§ EXCERPT TO READ

____________________

With regard to the above question, I will be evaluating the concepts of conformity and obedience. In relation to this the work of Zimbardo, Haslam and Milgram will enable me to explain a variety of ways in which those around us may influence the way we behave.
Conformity is defined as a change in behaviour and/or attitude as a result of group pressure (Hogg & Vaughan, n.d.). In 1971 Phillip G Zimbardo carried out an experiment with the aim of determining the psychological changes of both prisoners and guards. He did this by placing 18 college undergraduates in a simulated prison environment (Prisonexp.org, 2014). The time course for the experiment was 14 days; however, it was ended precipitately after only 6 days as the guards were seen to abuse the prisoners at night. Christina Maslach also questioned the morality of the study after witnessing the participants chained together with bags over their heads. This forced Zimbardo to re-evaluate the situation as a research psychologist as he himself had conformed to the role of the prisons superintendent (Prisonexp.org, 2014).

____________________

§ EXERCISE TASKS
1. Summarize the essay excerpt on conformity and obedience in two sentences.
2. Reproduce the part of the essay excerpt on conformity and obedience starting at "With regard to" and ending at "way we behave.".

____________________

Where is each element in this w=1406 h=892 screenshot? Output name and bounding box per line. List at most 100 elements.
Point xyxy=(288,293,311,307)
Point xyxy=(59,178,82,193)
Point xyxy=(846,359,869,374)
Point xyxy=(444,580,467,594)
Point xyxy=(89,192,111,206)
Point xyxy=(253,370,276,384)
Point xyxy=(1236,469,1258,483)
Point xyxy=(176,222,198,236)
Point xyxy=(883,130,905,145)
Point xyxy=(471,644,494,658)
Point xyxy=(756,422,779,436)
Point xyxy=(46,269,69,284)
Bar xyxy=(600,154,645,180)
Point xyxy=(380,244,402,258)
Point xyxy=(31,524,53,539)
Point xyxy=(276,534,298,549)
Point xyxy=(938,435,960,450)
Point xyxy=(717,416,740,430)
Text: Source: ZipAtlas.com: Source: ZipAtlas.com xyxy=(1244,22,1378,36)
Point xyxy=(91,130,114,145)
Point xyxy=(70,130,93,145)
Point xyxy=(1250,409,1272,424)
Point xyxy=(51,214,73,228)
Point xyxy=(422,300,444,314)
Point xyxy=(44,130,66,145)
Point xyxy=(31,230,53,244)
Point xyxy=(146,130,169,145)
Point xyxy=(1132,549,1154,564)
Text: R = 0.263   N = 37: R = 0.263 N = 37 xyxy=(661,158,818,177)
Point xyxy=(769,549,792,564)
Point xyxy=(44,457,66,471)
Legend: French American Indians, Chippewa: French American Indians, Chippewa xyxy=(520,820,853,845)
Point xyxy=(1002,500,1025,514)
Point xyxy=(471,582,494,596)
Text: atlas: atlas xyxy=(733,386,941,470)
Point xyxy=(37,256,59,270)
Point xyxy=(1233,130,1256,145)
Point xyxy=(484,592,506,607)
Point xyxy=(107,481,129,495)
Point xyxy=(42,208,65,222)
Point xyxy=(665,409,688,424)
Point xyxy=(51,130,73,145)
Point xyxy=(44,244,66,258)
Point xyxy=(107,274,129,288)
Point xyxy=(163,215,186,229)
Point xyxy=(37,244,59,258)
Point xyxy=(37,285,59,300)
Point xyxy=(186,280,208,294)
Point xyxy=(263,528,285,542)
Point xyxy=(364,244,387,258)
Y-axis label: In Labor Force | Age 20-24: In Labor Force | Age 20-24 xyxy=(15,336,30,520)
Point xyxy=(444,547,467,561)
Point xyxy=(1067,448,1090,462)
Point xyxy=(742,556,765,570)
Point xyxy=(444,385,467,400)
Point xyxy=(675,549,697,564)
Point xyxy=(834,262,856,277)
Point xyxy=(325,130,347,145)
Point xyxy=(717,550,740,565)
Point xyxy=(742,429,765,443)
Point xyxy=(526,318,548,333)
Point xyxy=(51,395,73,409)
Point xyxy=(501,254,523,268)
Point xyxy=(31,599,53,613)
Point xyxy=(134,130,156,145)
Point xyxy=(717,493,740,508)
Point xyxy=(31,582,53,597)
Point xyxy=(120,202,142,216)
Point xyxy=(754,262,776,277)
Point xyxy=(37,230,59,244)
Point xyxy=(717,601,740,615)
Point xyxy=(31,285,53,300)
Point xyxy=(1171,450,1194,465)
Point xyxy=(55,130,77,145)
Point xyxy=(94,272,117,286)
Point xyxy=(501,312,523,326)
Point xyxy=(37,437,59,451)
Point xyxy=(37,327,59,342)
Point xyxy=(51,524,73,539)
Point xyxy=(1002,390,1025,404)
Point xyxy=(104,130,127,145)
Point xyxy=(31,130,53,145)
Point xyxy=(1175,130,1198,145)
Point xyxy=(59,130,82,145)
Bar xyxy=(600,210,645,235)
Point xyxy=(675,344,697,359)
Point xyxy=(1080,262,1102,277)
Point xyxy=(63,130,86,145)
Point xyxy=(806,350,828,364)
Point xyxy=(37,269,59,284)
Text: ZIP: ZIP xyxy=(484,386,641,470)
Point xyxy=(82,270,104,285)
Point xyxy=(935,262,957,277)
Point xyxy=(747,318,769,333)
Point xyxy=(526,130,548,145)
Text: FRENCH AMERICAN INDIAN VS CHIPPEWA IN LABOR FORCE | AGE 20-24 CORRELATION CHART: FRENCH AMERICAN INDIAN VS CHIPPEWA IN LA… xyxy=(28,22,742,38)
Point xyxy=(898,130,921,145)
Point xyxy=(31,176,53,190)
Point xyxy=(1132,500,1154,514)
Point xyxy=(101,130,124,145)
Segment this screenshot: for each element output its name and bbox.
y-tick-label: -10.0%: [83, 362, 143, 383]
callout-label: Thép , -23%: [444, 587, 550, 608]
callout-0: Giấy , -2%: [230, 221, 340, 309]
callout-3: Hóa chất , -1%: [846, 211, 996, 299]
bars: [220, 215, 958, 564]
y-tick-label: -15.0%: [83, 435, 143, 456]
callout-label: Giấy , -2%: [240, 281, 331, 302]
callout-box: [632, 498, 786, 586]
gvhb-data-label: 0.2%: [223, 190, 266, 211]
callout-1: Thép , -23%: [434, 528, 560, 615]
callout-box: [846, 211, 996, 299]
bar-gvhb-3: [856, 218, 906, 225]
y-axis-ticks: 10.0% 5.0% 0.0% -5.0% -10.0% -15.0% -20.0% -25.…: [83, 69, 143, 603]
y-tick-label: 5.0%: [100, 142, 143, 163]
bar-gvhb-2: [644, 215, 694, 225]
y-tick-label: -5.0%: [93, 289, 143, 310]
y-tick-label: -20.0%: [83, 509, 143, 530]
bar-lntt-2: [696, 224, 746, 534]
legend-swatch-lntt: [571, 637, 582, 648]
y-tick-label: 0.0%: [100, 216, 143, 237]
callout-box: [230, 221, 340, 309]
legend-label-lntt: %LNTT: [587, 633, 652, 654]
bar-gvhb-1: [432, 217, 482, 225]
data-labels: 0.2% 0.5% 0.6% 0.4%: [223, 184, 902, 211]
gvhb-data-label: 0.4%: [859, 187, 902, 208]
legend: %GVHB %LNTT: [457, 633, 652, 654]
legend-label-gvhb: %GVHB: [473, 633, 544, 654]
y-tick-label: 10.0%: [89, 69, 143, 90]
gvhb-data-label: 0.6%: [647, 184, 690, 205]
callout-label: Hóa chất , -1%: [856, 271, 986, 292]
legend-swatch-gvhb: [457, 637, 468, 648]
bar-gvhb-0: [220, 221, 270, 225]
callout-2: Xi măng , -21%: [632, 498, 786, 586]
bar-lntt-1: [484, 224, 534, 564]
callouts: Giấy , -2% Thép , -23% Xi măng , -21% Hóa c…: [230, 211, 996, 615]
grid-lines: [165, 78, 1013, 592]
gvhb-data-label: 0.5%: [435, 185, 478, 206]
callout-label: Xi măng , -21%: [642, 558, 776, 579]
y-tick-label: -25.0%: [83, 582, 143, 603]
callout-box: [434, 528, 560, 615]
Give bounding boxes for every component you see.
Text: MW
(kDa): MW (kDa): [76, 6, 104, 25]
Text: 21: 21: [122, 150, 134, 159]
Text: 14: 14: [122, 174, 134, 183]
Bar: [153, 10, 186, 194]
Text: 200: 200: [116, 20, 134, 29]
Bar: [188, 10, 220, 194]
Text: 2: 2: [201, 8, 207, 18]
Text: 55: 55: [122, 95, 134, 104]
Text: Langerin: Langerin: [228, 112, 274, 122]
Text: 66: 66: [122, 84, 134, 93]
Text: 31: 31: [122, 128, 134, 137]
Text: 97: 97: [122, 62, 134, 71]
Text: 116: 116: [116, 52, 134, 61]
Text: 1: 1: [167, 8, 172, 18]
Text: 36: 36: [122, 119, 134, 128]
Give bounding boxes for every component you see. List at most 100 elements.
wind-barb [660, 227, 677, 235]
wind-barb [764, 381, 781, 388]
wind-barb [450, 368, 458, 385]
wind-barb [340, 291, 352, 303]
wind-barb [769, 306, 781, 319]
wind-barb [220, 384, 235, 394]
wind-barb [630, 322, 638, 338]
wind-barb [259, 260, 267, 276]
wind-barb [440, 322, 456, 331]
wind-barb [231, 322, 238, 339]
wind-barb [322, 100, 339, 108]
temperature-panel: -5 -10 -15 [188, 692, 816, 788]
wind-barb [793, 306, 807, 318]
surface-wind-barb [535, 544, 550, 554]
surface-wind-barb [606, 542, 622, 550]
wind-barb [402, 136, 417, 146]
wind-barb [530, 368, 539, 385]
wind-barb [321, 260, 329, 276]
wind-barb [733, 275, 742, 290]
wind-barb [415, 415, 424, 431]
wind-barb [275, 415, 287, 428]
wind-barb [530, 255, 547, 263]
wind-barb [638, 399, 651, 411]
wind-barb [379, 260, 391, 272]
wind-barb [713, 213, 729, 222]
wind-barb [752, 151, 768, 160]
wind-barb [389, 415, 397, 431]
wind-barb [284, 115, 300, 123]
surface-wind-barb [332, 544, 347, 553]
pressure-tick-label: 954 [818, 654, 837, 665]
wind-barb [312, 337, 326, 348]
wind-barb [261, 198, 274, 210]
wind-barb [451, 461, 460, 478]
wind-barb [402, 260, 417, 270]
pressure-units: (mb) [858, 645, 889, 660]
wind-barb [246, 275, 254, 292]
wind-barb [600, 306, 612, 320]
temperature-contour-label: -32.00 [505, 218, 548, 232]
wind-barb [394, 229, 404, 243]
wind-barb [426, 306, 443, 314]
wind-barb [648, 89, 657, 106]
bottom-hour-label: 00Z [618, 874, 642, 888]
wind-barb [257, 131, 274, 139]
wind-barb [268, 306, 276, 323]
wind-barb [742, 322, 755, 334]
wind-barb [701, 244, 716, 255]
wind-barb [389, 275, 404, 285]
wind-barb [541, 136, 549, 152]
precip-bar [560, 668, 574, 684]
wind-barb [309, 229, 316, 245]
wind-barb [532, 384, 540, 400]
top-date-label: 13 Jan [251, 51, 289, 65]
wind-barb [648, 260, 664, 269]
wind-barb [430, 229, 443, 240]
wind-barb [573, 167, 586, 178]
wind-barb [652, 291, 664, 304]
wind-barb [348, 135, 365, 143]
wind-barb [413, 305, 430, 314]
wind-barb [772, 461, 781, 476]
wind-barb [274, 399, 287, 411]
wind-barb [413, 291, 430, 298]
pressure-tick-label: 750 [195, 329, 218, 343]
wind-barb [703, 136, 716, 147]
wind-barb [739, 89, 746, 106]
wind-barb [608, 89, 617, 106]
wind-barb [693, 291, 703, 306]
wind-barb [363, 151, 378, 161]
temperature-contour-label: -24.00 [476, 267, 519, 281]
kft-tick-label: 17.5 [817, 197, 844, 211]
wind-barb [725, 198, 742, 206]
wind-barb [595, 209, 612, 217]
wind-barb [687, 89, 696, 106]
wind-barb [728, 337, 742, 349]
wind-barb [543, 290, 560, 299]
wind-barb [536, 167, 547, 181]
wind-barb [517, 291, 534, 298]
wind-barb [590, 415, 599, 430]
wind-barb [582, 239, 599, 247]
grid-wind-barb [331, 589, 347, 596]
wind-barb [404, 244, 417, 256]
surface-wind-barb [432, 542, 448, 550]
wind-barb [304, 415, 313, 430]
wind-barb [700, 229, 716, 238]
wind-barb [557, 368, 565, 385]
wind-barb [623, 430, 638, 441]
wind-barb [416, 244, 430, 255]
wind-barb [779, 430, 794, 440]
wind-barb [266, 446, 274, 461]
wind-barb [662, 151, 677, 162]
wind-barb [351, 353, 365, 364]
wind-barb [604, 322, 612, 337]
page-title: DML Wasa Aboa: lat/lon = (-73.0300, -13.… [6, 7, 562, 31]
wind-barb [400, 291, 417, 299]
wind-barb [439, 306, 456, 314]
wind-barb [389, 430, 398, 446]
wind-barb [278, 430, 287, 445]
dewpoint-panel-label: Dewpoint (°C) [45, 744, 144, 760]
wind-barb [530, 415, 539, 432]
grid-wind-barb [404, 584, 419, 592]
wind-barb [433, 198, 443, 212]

____________________

§ TASK-BY-TASK RESULTS
1. The excerpt sets out to evaluate conformity and obedience, using the work of Zimbardo, Haslam and Milgram to explain ways in which the people around us may influence how we behave. It defines conformity as a change in behavior or attitude resulting from group pressure, then describes Zimbardo's 1971 simulated prison experiment with 18 college undergraduates, which was planned for 14 days but ended after 6 because guards abused prisoners at night, and whose morality Christina Maslach questioned, prompting Zimbardo to re-evaluate his own conformity to the superintendent role.

2.
With regard to the above question, I will be evaluating the concepts of conformity and obedience. In relation to this the work of Zimbardo, Haslam and Milgram will enable me to explain a variety of ways in which those around us may influence the way we behave.